------ TASK DATA
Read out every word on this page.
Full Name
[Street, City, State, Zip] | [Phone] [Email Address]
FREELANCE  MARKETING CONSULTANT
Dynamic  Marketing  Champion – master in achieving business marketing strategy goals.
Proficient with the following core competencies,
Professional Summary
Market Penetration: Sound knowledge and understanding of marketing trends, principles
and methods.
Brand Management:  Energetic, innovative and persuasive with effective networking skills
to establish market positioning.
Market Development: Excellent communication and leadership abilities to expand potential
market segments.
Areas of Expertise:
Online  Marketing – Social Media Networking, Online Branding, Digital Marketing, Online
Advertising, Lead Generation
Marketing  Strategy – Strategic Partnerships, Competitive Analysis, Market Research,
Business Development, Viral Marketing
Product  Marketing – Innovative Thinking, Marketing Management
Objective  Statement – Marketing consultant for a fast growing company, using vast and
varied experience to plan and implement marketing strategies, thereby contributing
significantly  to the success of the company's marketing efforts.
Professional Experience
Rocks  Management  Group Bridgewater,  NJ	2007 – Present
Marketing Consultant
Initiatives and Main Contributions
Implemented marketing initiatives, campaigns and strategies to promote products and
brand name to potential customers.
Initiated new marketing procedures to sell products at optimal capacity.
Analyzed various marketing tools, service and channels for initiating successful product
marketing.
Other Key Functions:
------------
TO DO: Without changing a single character, repeat each record.

RESPONSE FOR THIS EXERCISE:
Read out every word on this page.
Full Name
[Street, City, State, Zip] | [Phone] [Email Address]
FREELANCE  MARKETING CONSULTANT
Dynamic  Marketing  Champion – master in achieving business marketing strategy goals.
Proficient with the following core competencies,
Professional Summary
Market Penetration: Sound knowledge and understanding of marketing trends, principles
and methods.
Brand Management:  Energetic, innovative and persuasive with effective networking skills
to establish market positioning.
Market Development: Excellent communication and leadership abilities to expand potential
market segments.
Areas of Expertise:
Online  Marketing – Social Media Networking, Online Branding, Digital Marketing, Online
Advertising, Lead Generation
Marketing  Strategy – Strategic Partnerships, Competitive Analysis, Market Research,
Business Development, Viral Marketing
Product  Marketing – Innovative Thinking, Marketing Management
Objective  Statement – Marketing consultant for a fast growing company, using vast and
varied experience to plan and implement marketing strategies, thereby contributing
significantly  to the success of the company's marketing efforts.
Professional Experience
Rocks  Management  Group Bridgewater,  NJ	2007 – Present
Marketing Consultant
Initiatives and Main Contributions
Implemented marketing initiatives, campaigns and strategies to promote products and
brand name to potential customers.
Initiated new marketing procedures to sell products at optimal capacity.
Analyzed various marketing tools, service and channels for initiating successful product
marketing.
Other Key Functions:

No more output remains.